• [TASK GOAL] Each line of the material must be returned exactly.
#### EXTRACTED INFORMATION
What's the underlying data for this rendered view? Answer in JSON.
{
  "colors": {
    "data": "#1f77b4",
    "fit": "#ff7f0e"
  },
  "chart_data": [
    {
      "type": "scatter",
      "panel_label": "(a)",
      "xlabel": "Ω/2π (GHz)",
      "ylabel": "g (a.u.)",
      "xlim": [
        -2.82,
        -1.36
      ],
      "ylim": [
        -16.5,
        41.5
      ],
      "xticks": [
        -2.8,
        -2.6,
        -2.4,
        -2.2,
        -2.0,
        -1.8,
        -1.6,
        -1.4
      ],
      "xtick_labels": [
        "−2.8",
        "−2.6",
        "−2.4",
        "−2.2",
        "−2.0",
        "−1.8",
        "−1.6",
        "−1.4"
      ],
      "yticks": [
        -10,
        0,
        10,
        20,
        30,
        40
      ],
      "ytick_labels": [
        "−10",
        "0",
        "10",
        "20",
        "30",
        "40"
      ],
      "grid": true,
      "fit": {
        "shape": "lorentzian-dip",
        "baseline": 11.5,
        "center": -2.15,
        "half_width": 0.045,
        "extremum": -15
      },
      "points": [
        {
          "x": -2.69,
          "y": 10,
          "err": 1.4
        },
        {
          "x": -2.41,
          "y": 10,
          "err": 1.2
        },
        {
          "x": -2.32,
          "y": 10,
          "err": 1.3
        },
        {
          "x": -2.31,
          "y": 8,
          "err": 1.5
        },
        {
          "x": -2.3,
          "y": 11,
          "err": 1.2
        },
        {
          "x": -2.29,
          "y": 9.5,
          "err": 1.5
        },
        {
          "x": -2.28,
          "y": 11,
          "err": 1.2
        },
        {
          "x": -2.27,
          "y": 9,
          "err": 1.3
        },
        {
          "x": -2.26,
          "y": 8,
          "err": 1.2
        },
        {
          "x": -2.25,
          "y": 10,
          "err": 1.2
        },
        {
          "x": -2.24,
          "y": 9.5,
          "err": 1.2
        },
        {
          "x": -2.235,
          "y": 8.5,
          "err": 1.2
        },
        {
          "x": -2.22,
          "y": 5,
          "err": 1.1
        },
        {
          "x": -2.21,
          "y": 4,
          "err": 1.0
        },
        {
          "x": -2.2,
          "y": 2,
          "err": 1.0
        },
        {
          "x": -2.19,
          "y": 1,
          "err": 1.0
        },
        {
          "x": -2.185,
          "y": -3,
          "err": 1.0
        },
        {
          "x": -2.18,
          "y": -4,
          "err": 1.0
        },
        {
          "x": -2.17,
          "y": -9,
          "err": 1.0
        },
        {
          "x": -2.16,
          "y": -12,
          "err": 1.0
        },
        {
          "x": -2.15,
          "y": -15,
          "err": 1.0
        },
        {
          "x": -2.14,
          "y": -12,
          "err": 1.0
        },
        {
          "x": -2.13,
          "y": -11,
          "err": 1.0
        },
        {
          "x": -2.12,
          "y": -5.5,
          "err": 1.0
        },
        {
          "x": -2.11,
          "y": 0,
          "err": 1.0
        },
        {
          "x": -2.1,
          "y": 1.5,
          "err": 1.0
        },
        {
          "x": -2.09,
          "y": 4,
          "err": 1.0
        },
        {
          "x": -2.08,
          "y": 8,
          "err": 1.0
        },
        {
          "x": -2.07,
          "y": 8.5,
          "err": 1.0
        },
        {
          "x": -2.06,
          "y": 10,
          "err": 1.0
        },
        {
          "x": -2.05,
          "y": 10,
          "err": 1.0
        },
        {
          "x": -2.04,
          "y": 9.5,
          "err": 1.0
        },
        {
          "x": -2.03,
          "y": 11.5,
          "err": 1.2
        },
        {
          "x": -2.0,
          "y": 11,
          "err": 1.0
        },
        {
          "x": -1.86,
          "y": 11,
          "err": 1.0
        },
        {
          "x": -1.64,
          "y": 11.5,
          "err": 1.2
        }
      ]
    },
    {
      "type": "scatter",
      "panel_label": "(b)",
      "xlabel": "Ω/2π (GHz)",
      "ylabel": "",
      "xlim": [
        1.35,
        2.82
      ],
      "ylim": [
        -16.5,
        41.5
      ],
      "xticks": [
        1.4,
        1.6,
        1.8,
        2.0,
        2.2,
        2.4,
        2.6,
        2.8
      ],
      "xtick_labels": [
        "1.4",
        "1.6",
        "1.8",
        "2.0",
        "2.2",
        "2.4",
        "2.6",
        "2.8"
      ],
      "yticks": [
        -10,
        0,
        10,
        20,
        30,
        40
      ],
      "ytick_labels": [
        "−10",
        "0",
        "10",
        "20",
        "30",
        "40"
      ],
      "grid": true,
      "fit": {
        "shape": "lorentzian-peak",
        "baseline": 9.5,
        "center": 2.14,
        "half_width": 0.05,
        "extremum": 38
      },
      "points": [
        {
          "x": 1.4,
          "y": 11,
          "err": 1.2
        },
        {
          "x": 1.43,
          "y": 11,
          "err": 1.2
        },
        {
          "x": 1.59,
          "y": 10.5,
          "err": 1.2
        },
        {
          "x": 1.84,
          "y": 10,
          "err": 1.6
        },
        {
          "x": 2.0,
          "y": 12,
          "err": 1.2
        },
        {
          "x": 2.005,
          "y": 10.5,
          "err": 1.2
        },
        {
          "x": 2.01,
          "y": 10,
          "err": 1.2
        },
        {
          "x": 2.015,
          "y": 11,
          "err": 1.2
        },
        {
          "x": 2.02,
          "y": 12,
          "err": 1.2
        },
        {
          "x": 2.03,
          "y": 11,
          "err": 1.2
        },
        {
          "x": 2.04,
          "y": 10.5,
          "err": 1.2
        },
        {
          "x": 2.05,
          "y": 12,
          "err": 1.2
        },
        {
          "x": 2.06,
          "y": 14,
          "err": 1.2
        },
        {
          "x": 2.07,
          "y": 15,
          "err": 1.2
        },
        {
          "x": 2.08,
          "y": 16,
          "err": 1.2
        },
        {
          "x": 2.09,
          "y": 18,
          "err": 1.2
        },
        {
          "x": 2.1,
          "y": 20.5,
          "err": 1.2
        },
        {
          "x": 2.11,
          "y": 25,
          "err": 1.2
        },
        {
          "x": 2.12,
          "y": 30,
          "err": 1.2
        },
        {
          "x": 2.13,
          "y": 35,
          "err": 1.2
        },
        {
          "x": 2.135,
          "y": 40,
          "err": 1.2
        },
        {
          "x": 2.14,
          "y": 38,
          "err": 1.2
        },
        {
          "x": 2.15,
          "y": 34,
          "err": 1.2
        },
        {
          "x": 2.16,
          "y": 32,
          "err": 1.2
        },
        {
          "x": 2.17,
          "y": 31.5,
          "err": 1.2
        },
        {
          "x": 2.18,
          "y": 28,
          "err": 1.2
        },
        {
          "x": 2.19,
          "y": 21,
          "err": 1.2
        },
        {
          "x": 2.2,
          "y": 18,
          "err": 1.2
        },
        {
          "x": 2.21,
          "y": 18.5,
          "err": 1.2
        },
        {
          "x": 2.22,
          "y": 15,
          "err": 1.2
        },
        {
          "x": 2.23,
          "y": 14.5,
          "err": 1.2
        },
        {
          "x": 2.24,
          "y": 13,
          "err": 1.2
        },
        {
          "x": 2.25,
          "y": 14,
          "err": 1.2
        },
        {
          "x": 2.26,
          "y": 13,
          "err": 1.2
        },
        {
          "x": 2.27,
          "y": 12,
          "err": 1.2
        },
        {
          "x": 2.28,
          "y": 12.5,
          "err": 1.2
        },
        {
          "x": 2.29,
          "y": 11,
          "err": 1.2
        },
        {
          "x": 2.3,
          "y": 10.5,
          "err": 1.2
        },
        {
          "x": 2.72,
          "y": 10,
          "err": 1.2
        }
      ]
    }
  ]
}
########
• [PROBLEM SOLUTION]
What's the underlying data for this rendered view? Answer in JSON.
{
  "colors": {
    "data": "#1f77b4",
    "fit": "#ff7f0e"
  },
  "chart_data": [
    {
      "type": "scatter",
      "panel_label": "(a)",
      "xlabel": "Ω/2π (GHz)",
      "ylabel": "g (a.u.)",
      "xlim": [
        -2.82,
        -1.36
      ],
      "ylim": [
        -16.5,
        41.5
      ],
      "xticks": [
        -2.8,
        -2.6,
        -2.4,
        -2.2,
        -2.0,
        -1.8,
        -1.6,
        -1.4
      ],
      "xtick_labels": [
        "−2.8",
        "−2.6",
        "−2.4",
        "−2.2",
        "−2.0",
        "−1.8",
        "−1.6",
        "−1.4"
      ],
      "yticks": [
        -10,
        0,
        10,
        20,
        30,
        40
      ],
      "ytick_labels": [
        "−10",
        "0",
        "10",
        "20",
        "30",
        "40"
      ],
      "grid": true,
      "fit": {
        "shape": "lorentzian-dip",
        "baseline": 11.5,
        "center": -2.15,
        "half_width": 0.045,
        "extremum": -15
      },
      "points": [
        {
          "x": -2.69,
          "y": 10,
          "err": 1.4
        },
        {
          "x": -2.41,
          "y": 10,
          "err": 1.2
        },
        {
          "x": -2.32,
          "y": 10,
          "err": 1.3
        },
        {
          "x": -2.31,
          "y": 8,
          "err": 1.5
        },
        {
          "x": -2.3,
          "y": 11,
          "err": 1.2
        },
        {
          "x": -2.29,
          "y": 9.5,
          "err": 1.5
        },
        {
          "x": -2.28,
          "y": 11,
          "err": 1.2
        },
        {
          "x": -2.27,
          "y": 9,
          "err": 1.3
        },
        {
          "x": -2.26,
          "y": 8,
          "err": 1.2
        },
        {
          "x": -2.25,
          "y": 10,
          "err": 1.2
        },
        {
          "x": -2.24,
          "y": 9.5,
          "err": 1.2
        },
        {
          "x": -2.235,
          "y": 8.5,
          "err": 1.2
        },
        {
          "x": -2.22,
          "y": 5,
          "err": 1.1
        },
        {
          "x": -2.21,
          "y": 4,
          "err": 1.0
        },
        {
          "x": -2.2,
          "y": 2,
          "err": 1.0
        },
        {
          "x": -2.19,
          "y": 1,
          "err": 1.0
        },
        {
          "x": -2.185,
          "y": -3,
          "err": 1.0
        },
        {
          "x": -2.18,
          "y": -4,
          "err": 1.0
        },
        {
          "x": -2.17,
          "y": -9,
          "err": 1.0
        },
        {
          "x": -2.16,
          "y": -12,
          "err": 1.0
        },
        {
          "x": -2.15,
          "y": -15,
          "err": 1.0
        },
        {
          "x": -2.14,
          "y": -12,
          "err": 1.0
        },
        {
          "x": -2.13,
          "y": -11,
          "err": 1.0
        },
        {
          "x": -2.12,
          "y": -5.5,
          "err": 1.0
        },
        {
          "x": -2.11,
          "y": 0,
          "err": 1.0
        },
        {
          "x": -2.1,
          "y": 1.5,
          "err": 1.0
        },
        {
          "x": -2.09,
          "y": 4,
          "err": 1.0
        },
        {
          "x": -2.08,
          "y": 8,
          "err": 1.0
        },
        {
          "x": -2.07,
          "y": 8.5,
          "err": 1.0
        },
        {
          "x": -2.06,
          "y": 10,
          "err": 1.0
        },
        {
          "x": -2.05,
          "y": 10,
          "err": 1.0
        },
        {
          "x": -2.04,
          "y": 9.5,
          "err": 1.0
        },
        {
          "x": -2.03,
          "y": 11.5,
          "err": 1.2
        },
        {
          "x": -2.0,
          "y": 11,
          "err": 1.0
        },
        {
          "x": -1.86,
          "y": 11,
          "err": 1.0
        },
        {
          "x": -1.64,
          "y": 11.5,
          "err": 1.2
        }
      ]
    },
    {
      "type": "scatter",
      "panel_label": "(b)",
      "xlabel": "Ω/2π (GHz)",
      "ylabel": "",
      "xlim": [
        1.35,
        2.82
      ],
      "ylim": [
        -16.5,
        41.5
      ],
      "xticks": [
        1.4,
        1.6,
        1.8,
        2.0,
        2.2,
        2.4,
        2.6,
        2.8
      ],
      "xtick_labels": [
        "1.4",
        "1.6",
        "1.8",
        "2.0",
        "2.2",
        "2.4",
        "2.6",
        "2.8"
      ],
      "yticks": [
        -10,
        0,
        10,
        20,
        30,
        40
      ],
      "ytick_labels": [
        "−10",
        "0",
        "10",
        "20",
        "30",
        "40"
      ],
      "grid": true,
      "fit": {
        "shape": "lorentzian-peak",
        "baseline": 9.5,
        "center": 2.14,
        "half_width": 0.05,
        "extremum": 38
      },
      "points": [
        {
          "x": 1.4,
          "y": 11,
          "err": 1.2
        },
        {
          "x": 1.43,
          "y": 11,
          "err": 1.2
        },
        {
          "x": 1.59,
          "y": 10.5,
          "err": 1.2
        },
        {
          "x": 1.84,
          "y": 10,
          "err": 1.6
        },
        {
          "x": 2.0,
          "y": 12,
          "err": 1.2
        },
        {
          "x": 2.005,
          "y": 10.5,
          "err": 1.2
        },
        {
          "x": 2.01,
          "y": 10,
          "err": 1.2
        },
        {
          "x": 2.015,
          "y": 11,
          "err": 1.2
        },
        {
          "x": 2.02,
          "y": 12,
          "err": 1.2
        },
        {
          "x": 2.03,
          "y": 11,
          "err": 1.2
        },
        {
          "x": 2.04,
          "y": 10.5,
          "err": 1.2
        },
        {
          "x": 2.05,
          "y": 12,
          "err": 1.2
        },
        {
          "x": 2.06,
          "y": 14,
          "err": 1.2
        },
        {
          "x": 2.07,
          "y": 15,
          "err": 1.2
        },
        {
          "x": 2.08,
          "y": 16,
          "err": 1.2
        },
        {
          "x": 2.09,
          "y": 18,
          "err": 1.2
        },
        {
          "x": 2.1,
          "y": 20.5,
          "err": 1.2
        },
        {
          "x": 2.11,
          "y": 25,
          "err": 1.2
        },
        {
          "x": 2.12,
          "y": 30,
          "err": 1.2
        },
        {
          "x": 2.13,
          "y": 35,
          "err": 1.2
        },
        {
          "x": 2.135,
          "y": 40,
          "err": 1.2
        },
        {
          "x": 2.14,
          "y": 38,
          "err": 1.2
        },
        {
          "x": 2.15,
          "y": 34,
          "err": 1.2
        },
        {
          "x": 2.16,
          "y": 32,
          "err": 1.2
        },
        {
          "x": 2.17,
          "y": 31.5,
          "err": 1.2
        },
        {
          "x": 2.18,
          "y": 28,
          "err": 1.2
        },
        {
          "x": 2.19,
          "y": 21,
          "err": 1.2
        },
        {
          "x": 2.2,
          "y": 18,
          "err": 1.2
        },
        {
          "x": 2.21,
          "y": 18.5,
          "err": 1.2
        },
        {
          "x": 2.22,
          "y": 15,
          "err": 1.2
        },
        {
          "x": 2.23,
          "y": 14.5,
          "err": 1.2
        },
        {
          "x": 2.24,
          "y": 13,
          "err": 1.2
        },
        {
          "x": 2.25,
          "y": 14,
          "err": 1.2
        },
        {
          "x": 2.26,
          "y": 13,
          "err": 1.2
        },
        {
          "x": 2.27,
          "y": 12,
          "err": 1.2
        },
        {
          "x": 2.28,
          "y": 12.5,
          "err": 1.2
        },
        {
          "x": 2.29,
          "y": 11,
          "err": 1.2
        },
        {
          "x": 2.3,
          "y": 10.5,
          "err": 1.2
        },
        {
          "x": 2.72,
          "y": 10,
          "err": 1.2
        }
      ]
    }
  ]
}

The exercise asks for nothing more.